AIM OF THE EXERCISE:
Reproduce the listing below exactly, minus its pictures.

Entries with figure data
○ ○ ○

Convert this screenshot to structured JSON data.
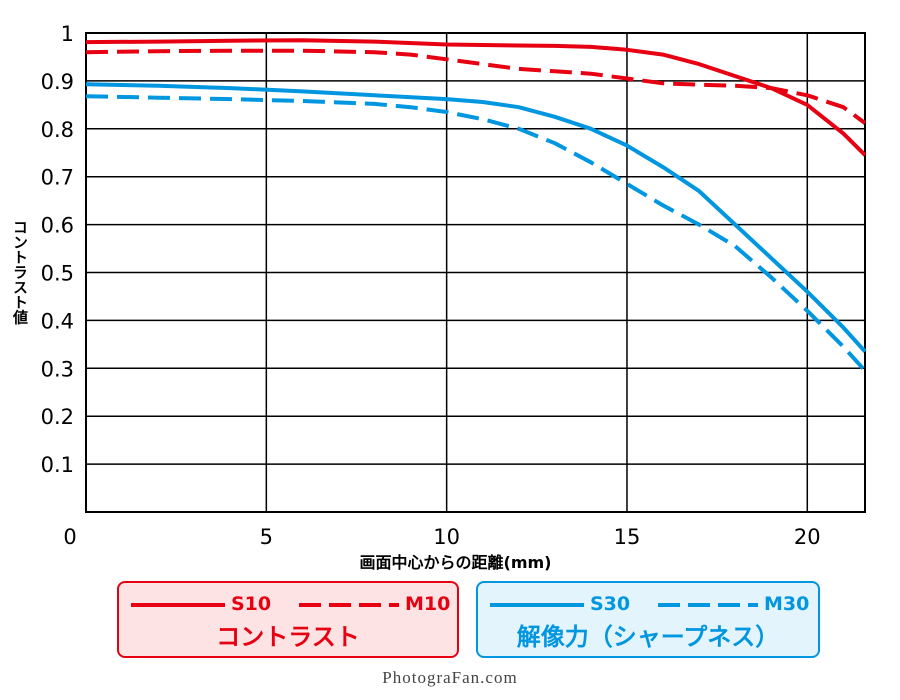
{
  "chart_data": {
    "type": "line",
    "title": "",
    "xlabel": "画面中心からの距離(mm)",
    "ylabel": "コントラスト値",
    "xlim": [
      0,
      21.6
    ],
    "ylim": [
      0,
      1
    ],
    "x_ticks": [
      0,
      5,
      10,
      15,
      20
    ],
    "y_ticks": [
      0.1,
      0.2,
      0.3,
      0.4,
      0.5,
      0.6,
      0.7,
      0.8,
      0.9,
      1
    ],
    "y_tick_labels": [
      "0.1",
      "0.2",
      "0.3",
      "0.4",
      "0.5",
      "0.6",
      "0.7",
      "0.8",
      "0.9",
      "1"
    ],
    "grid": true,
    "series": [
      {
        "name": "S10",
        "color": "#e60012",
        "style": "solid",
        "x": [
          0,
          2,
          4,
          6,
          8,
          10,
          12,
          13,
          14,
          15,
          16,
          17,
          18,
          19,
          20,
          21,
          21.6
        ],
        "y": [
          0.981,
          0.982,
          0.984,
          0.985,
          0.982,
          0.976,
          0.974,
          0.973,
          0.971,
          0.965,
          0.955,
          0.935,
          0.91,
          0.885,
          0.85,
          0.79,
          0.745
        ]
      },
      {
        "name": "M10",
        "color": "#e60012",
        "style": "dashed",
        "x": [
          0,
          2,
          4,
          6,
          8,
          9,
          10,
          11,
          12,
          13,
          14,
          15,
          16,
          17,
          18,
          19,
          20,
          21,
          21.6
        ],
        "y": [
          0.96,
          0.962,
          0.963,
          0.963,
          0.96,
          0.955,
          0.945,
          0.935,
          0.925,
          0.92,
          0.915,
          0.905,
          0.895,
          0.892,
          0.89,
          0.885,
          0.87,
          0.845,
          0.812
        ]
      },
      {
        "name": "S30",
        "color": "#0096e0",
        "style": "solid",
        "x": [
          0,
          2,
          4,
          6,
          8,
          10,
          11,
          12,
          13,
          14,
          15,
          16,
          17,
          18,
          19,
          20,
          21,
          21.6
        ],
        "y": [
          0.893,
          0.89,
          0.885,
          0.878,
          0.87,
          0.862,
          0.856,
          0.845,
          0.825,
          0.8,
          0.765,
          0.72,
          0.67,
          0.6,
          0.53,
          0.46,
          0.385,
          0.335
        ]
      },
      {
        "name": "M30",
        "color": "#0096e0",
        "style": "dashed",
        "x": [
          0,
          2,
          4,
          6,
          8,
          9,
          10,
          11,
          12,
          13,
          14,
          15,
          16,
          17,
          18,
          19,
          20,
          21,
          21.6
        ],
        "y": [
          0.868,
          0.865,
          0.862,
          0.858,
          0.852,
          0.845,
          0.835,
          0.82,
          0.8,
          0.77,
          0.73,
          0.685,
          0.64,
          0.6,
          0.555,
          0.49,
          0.42,
          0.345,
          0.295
        ]
      }
    ]
  },
  "legend": {
    "contrast": {
      "title": "コントラスト",
      "solid_label": "S10",
      "dashed_label": "M10",
      "color": "#e60012"
    },
    "sharpness": {
      "title": "解像力（シャープネス）",
      "solid_label": "S30",
      "dashed_label": "M30",
      "color": "#0096e0"
    }
  },
  "credit": "PhotograFan.com"
}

○ ○ ○

COMPLETE RESPONSE:
Convert this screenshot to structured JSON data.
{
  "chart_data": {
    "type": "line",
    "title": "",
    "xlabel": "画面中心からの距離(mm)",
    "ylabel": "コントラスト値",
    "xlim": [
      0,
      21.6
    ],
    "ylim": [
      0,
      1
    ],
    "x_ticks": [
      0,
      5,
      10,
      15,
      20
    ],
    "y_ticks": [
      0.1,
      0.2,
      0.3,
      0.4,
      0.5,
      0.6,
      0.7,
      0.8,
      0.9,
      1
    ],
    "y_tick_labels": [
      "0.1",
      "0.2",
      "0.3",
      "0.4",
      "0.5",
      "0.6",
      "0.7",
      "0.8",
      "0.9",
      "1"
    ],
    "grid": true,
    "series": [
      {
        "name": "S10",
        "color": "#e60012",
        "style": "solid",
        "x": [
          0,
          2,
          4,
          6,
          8,
          10,
          12,
          13,
          14,
          15,
          16,
          17,
          18,
          19,
          20,
          21,
          21.6
        ],
        "y": [
          0.981,
          0.982,
          0.984,
          0.985,
          0.982,
          0.976,
          0.974,
          0.973,
          0.971,
          0.965,
          0.955,
          0.935,
          0.91,
          0.885,
          0.85,
          0.79,
          0.745
        ]
      },
      {
        "name": "M10",
        "color": "#e60012",
        "style": "dashed",
        "x": [
          0,
          2,
          4,
          6,
          8,
          9,
          10,
          11,
          12,
          13,
          14,
          15,
          16,
          17,
          18,
          19,
          20,
          21,
          21.6
        ],
        "y": [
          0.96,
          0.962,
          0.963,
          0.963,
          0.96,
          0.955,
          0.945,
          0.935,
          0.925,
          0.92,
          0.915,
          0.905,
          0.895,
          0.892,
          0.89,
          0.885,
          0.87,
          0.845,
          0.812
        ]
      },
      {
        "name": "S30",
        "color": "#0096e0",
        "style": "solid",
        "x": [
          0,
          2,
          4,
          6,
          8,
          10,
          11,
          12,
          13,
          14,
          15,
          16,
          17,
          18,
          19,
          20,
          21,
          21.6
        ],
        "y": [
          0.893,
          0.89,
          0.885,
          0.878,
          0.87,
          0.862,
          0.856,
          0.845,
          0.825,
          0.8,
          0.765,
          0.72,
          0.67,
          0.6,
          0.53,
          0.46,
          0.385,
          0.335
        ]
      },
      {
        "name": "M30",
        "color": "#0096e0",
        "style": "dashed",
        "x": [
          0,
          2,
          4,
          6,
          8,
          9,
          10,
          11,
          12,
          13,
          14,
          15,
          16,
          17,
          18,
          19,
          20,
          21,
          21.6
        ],
        "y": [
          0.868,
          0.865,
          0.862,
          0.858,
          0.852,
          0.845,
          0.835,
          0.82,
          0.8,
          0.77,
          0.73,
          0.685,
          0.64,
          0.6,
          0.555,
          0.49,
          0.42,
          0.345,
          0.295
        ]
      }
    ]
  },
  "legend": {
    "contrast": {
      "title": "コントラスト",
      "solid_label": "S10",
      "dashed_label": "M10",
      "color": "#e60012"
    },
    "sharpness": {
      "title": "解像力（シャープネス）",
      "solid_label": "S30",
      "dashed_label": "M30",
      "color": "#0096e0"
    }
  },
  "credit": "PhotograFan.com"
}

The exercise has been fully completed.